[WORKING DATA]
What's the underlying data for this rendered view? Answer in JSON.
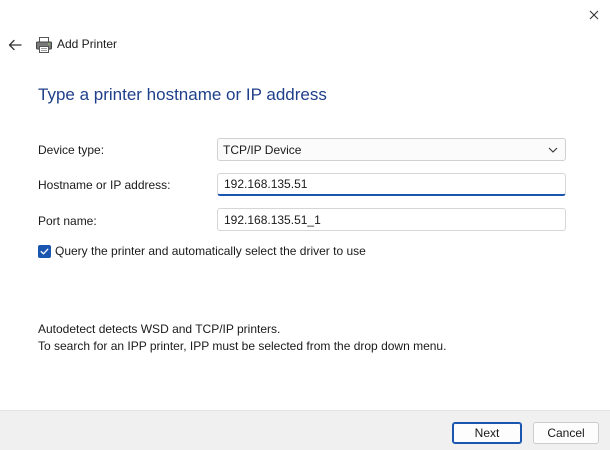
{
  "header": {
    "title": "Add Printer",
    "back_icon": "back-arrow-icon",
    "app_icon": "printer-icon",
    "close_icon": "close-icon"
  },
  "page": {
    "heading": "Type a printer hostname or IP address"
  },
  "form": {
    "device_type_label": "Device type:",
    "device_type_value": "TCP/IP Device",
    "hostname_label": "Hostname or IP address:",
    "hostname_value": "192.168.135.51",
    "port_label": "Port name:",
    "port_value": "192.168.135.51_1",
    "query_checkbox_label": "Query the printer and automatically select the driver to use",
    "query_checkbox_checked": true
  },
  "info": {
    "line1": "Autodetect detects WSD and TCP/IP printers.",
    "line2": "To search for an IPP printer, IPP must be selected from the drop down menu."
  },
  "footer": {
    "next_label": "Next",
    "cancel_label": "Cancel"
  },
  "colors": {
    "accent": "#1a56b0",
    "heading": "#1f3f8a",
    "footer_bg": "#f0f0f0"
  }
}
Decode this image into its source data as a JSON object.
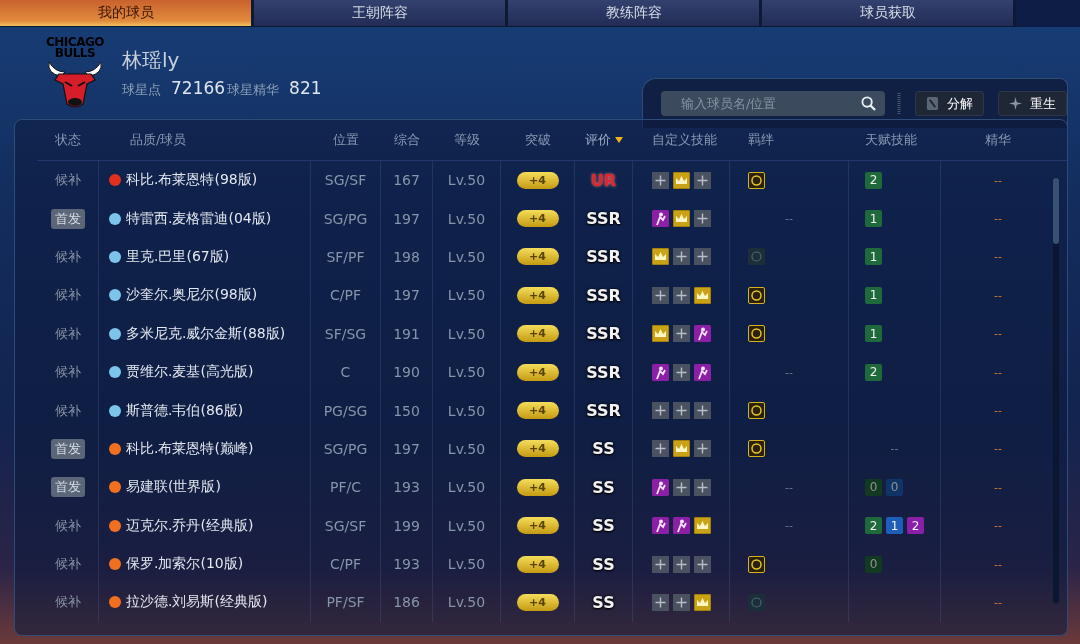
{
  "tabs": [
    {
      "label": "我的球员",
      "selected": true
    },
    {
      "label": "王朝阵容",
      "selected": false
    },
    {
      "label": "教练阵容",
      "selected": false
    },
    {
      "label": "球员获取",
      "selected": false
    }
  ],
  "team": {
    "logo_line_1": "CHICAGO",
    "logo_line_2": "BULLS",
    "name": "林瑶ly",
    "points_label": "球星点",
    "points": "72166",
    "essence_label": "球星精华",
    "essence": "821"
  },
  "search": {
    "placeholder": "输入球员名/位置"
  },
  "buttons": [
    {
      "label": "分解",
      "kind": "disassemble"
    },
    {
      "label": "重生",
      "kind": "rebirth"
    }
  ],
  "columns": [
    {
      "label": "状态",
      "sorted": false
    },
    {
      "label": "品质/球员",
      "sorted": false
    },
    {
      "label": "位置",
      "sorted": false
    },
    {
      "label": "综合",
      "sorted": false
    },
    {
      "label": "等级",
      "sorted": false
    },
    {
      "label": "突破",
      "sorted": false
    },
    {
      "label": "评价",
      "sorted": true
    },
    {
      "label": "自定义技能",
      "sorted": false
    },
    {
      "label": "羁绊",
      "sorted": false
    },
    {
      "label": "天赋技能",
      "sorted": false
    },
    {
      "label": "精华",
      "sorted": false
    }
  ],
  "rows": [
    {
      "status": "候补",
      "starter": false,
      "color": "#e0301e",
      "name": "科比.布莱恩特(98版)",
      "position": "SG/SF",
      "overall": "167",
      "level": "Lv.50",
      "breakthrough": "+4",
      "rating": {
        "text": "UR",
        "kind": "ur"
      },
      "skills": [
        {
          "kind": "empty"
        },
        {
          "kind": "crown"
        },
        {
          "kind": "empty"
        }
      ],
      "bond": {
        "kind": "gold"
      },
      "talents": [
        {
          "value": "2",
          "kind": "green",
          "dim": false
        }
      ],
      "essence": "--"
    },
    {
      "status": "首发",
      "starter": true,
      "color": "#7cc4ea",
      "name": "特雷西.麦格雷迪(04版)",
      "position": "SG/PG",
      "overall": "197",
      "level": "Lv.50",
      "breakthrough": "+4",
      "rating": {
        "text": "SSR",
        "kind": "normal"
      },
      "skills": [
        {
          "kind": "purple"
        },
        {
          "kind": "crown"
        },
        {
          "kind": "empty"
        }
      ],
      "bond_text": "--",
      "talents": [
        {
          "value": "1",
          "kind": "green",
          "dim": false
        }
      ],
      "essence": "--"
    },
    {
      "status": "候补",
      "starter": false,
      "color": "#7cc4ea",
      "name": "里克.巴里(67版)",
      "position": "SF/PF",
      "overall": "198",
      "level": "Lv.50",
      "breakthrough": "+4",
      "rating": {
        "text": "SSR",
        "kind": "normal"
      },
      "skills": [
        {
          "kind": "crown"
        },
        {
          "kind": "empty"
        },
        {
          "kind": "empty"
        }
      ],
      "bond": {
        "kind": "dim"
      },
      "talents": [
        {
          "value": "1",
          "kind": "green",
          "dim": false
        }
      ],
      "essence": "--"
    },
    {
      "status": "候补",
      "starter": false,
      "color": "#7cc4ea",
      "name": "沙奎尔.奥尼尔(98版)",
      "position": "C/PF",
      "overall": "197",
      "level": "Lv.50",
      "breakthrough": "+4",
      "rating": {
        "text": "SSR",
        "kind": "normal"
      },
      "skills": [
        {
          "kind": "empty"
        },
        {
          "kind": "empty"
        },
        {
          "kind": "crown"
        }
      ],
      "bond": {
        "kind": "gold"
      },
      "talents": [
        {
          "value": "1",
          "kind": "green",
          "dim": false
        }
      ],
      "essence": "--"
    },
    {
      "status": "候补",
      "starter": false,
      "color": "#7cc4ea",
      "name": "多米尼克.威尔金斯(88版)",
      "position": "SF/SG",
      "overall": "191",
      "level": "Lv.50",
      "breakthrough": "+4",
      "rating": {
        "text": "SSR",
        "kind": "normal"
      },
      "skills": [
        {
          "kind": "crown"
        },
        {
          "kind": "empty"
        },
        {
          "kind": "purple"
        }
      ],
      "bond": {
        "kind": "gold"
      },
      "talents": [
        {
          "value": "1",
          "kind": "green",
          "dim": false
        }
      ],
      "essence": "--"
    },
    {
      "status": "候补",
      "starter": false,
      "color": "#7cc4ea",
      "name": "贾维尔.麦基(高光版)",
      "position": "C",
      "overall": "190",
      "level": "Lv.50",
      "breakthrough": "+4",
      "rating": {
        "text": "SSR",
        "kind": "normal"
      },
      "skills": [
        {
          "kind": "purple"
        },
        {
          "kind": "empty"
        },
        {
          "kind": "purple"
        }
      ],
      "bond_text": "--",
      "talents": [
        {
          "value": "2",
          "kind": "green",
          "dim": false
        }
      ],
      "essence": "--"
    },
    {
      "status": "候补",
      "starter": false,
      "color": "#7cc4ea",
      "name": "斯普德.韦伯(86版)",
      "position": "PG/SG",
      "overall": "150",
      "level": "Lv.50",
      "breakthrough": "+4",
      "rating": {
        "text": "SSR",
        "kind": "normal"
      },
      "skills": [
        {
          "kind": "empty"
        },
        {
          "kind": "empty"
        },
        {
          "kind": "empty"
        }
      ],
      "bond": {
        "kind": "gold"
      },
      "essence": "--"
    },
    {
      "status": "首发",
      "starter": true,
      "color": "#f07020",
      "name": "科比.布莱恩特(巅峰)",
      "position": "SG/PG",
      "overall": "197",
      "level": "Lv.50",
      "breakthrough": "+4",
      "rating": {
        "text": "SS",
        "kind": "normal"
      },
      "skills": [
        {
          "kind": "empty"
        },
        {
          "kind": "crown"
        },
        {
          "kind": "empty"
        }
      ],
      "bond": {
        "kind": "gold"
      },
      "talent_text": "--",
      "essence": "--"
    },
    {
      "status": "首发",
      "starter": true,
      "color": "#f07020",
      "name": "易建联(世界版)",
      "position": "PF/C",
      "overall": "193",
      "level": "Lv.50",
      "breakthrough": "+4",
      "rating": {
        "text": "SS",
        "kind": "normal"
      },
      "skills": [
        {
          "kind": "purple"
        },
        {
          "kind": "empty"
        },
        {
          "kind": "empty"
        }
      ],
      "bond_text": "--",
      "talents": [
        {
          "value": "0",
          "kind": "green",
          "dim": true
        },
        {
          "value": "0",
          "kind": "blue",
          "dim": true
        }
      ],
      "essence": "--"
    },
    {
      "status": "候补",
      "starter": false,
      "color": "#f07020",
      "name": "迈克尔.乔丹(经典版)",
      "position": "SG/SF",
      "overall": "199",
      "level": "Lv.50",
      "breakthrough": "+4",
      "rating": {
        "text": "SS",
        "kind": "normal"
      },
      "skills": [
        {
          "kind": "purple"
        },
        {
          "kind": "purple"
        },
        {
          "kind": "crown"
        }
      ],
      "bond_text": "--",
      "talents": [
        {
          "value": "2",
          "kind": "green",
          "dim": false
        },
        {
          "value": "1",
          "kind": "blue",
          "dim": false
        },
        {
          "value": "2",
          "kind": "purple",
          "dim": false
        }
      ],
      "essence": "--"
    },
    {
      "status": "候补",
      "starter": false,
      "color": "#f07020",
      "name": "保罗.加索尔(10版)",
      "position": "C/PF",
      "overall": "193",
      "level": "Lv.50",
      "breakthrough": "+4",
      "rating": {
        "text": "SS",
        "kind": "normal"
      },
      "skills": [
        {
          "kind": "empty"
        },
        {
          "kind": "empty"
        },
        {
          "kind": "empty"
        }
      ],
      "bond": {
        "kind": "gold"
      },
      "talents": [
        {
          "value": "0",
          "kind": "green",
          "dim": true
        }
      ],
      "essence": "--"
    },
    {
      "status": "候补",
      "starter": false,
      "color": "#f07020",
      "name": "拉沙德.刘易斯(经典版)",
      "position": "PF/SF",
      "overall": "186",
      "level": "Lv.50",
      "breakthrough": "+4",
      "rating": {
        "text": "SS",
        "kind": "normal"
      },
      "skills": [
        {
          "kind": "empty"
        },
        {
          "kind": "empty"
        },
        {
          "kind": "crown"
        }
      ],
      "bond": {
        "kind": "dim"
      },
      "essence": "--"
    }
  ]
}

[REQUIRED TASK]
Tally how many lines of the records hold the word "Device". Answer with the number only.

[EXPECTED ANSWER]
2